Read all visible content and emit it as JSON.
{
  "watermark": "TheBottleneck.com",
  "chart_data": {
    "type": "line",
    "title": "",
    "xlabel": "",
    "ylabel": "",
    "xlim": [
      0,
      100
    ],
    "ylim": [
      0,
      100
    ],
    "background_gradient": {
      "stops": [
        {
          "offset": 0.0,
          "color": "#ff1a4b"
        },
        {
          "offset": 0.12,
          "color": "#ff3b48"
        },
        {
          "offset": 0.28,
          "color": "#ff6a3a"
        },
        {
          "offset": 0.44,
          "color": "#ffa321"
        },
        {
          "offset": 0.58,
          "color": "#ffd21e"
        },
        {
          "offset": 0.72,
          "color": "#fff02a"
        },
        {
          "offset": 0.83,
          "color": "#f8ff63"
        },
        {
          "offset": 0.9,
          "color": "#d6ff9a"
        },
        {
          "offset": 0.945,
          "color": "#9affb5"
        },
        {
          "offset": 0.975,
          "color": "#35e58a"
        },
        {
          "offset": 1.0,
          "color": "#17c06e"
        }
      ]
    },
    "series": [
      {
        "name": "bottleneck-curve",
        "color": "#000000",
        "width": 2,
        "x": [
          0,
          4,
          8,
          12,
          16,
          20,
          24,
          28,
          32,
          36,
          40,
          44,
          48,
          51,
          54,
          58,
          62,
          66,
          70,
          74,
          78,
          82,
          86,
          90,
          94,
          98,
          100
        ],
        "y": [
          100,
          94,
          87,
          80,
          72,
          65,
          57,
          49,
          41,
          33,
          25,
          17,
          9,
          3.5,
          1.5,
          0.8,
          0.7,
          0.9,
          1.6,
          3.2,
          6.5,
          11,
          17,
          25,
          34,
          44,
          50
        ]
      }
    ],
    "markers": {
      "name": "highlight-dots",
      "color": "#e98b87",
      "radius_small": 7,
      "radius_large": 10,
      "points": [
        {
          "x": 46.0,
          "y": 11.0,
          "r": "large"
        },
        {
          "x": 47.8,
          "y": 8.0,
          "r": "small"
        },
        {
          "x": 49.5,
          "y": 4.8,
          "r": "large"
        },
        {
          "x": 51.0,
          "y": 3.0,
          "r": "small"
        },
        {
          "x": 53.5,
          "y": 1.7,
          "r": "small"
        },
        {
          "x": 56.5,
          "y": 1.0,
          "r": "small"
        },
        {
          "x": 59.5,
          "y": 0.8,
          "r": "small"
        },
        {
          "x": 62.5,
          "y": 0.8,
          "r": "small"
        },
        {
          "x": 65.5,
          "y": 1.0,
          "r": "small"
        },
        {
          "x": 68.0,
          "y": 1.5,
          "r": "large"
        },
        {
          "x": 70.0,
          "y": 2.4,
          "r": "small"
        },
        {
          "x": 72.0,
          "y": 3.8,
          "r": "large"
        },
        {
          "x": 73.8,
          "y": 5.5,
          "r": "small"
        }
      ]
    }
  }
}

* [What the task asks]: Look through the material and copy each line that has "name".

* [Solution to this exercise]:
        "name": "bottleneck-curve",
      "name": "highlight-dots",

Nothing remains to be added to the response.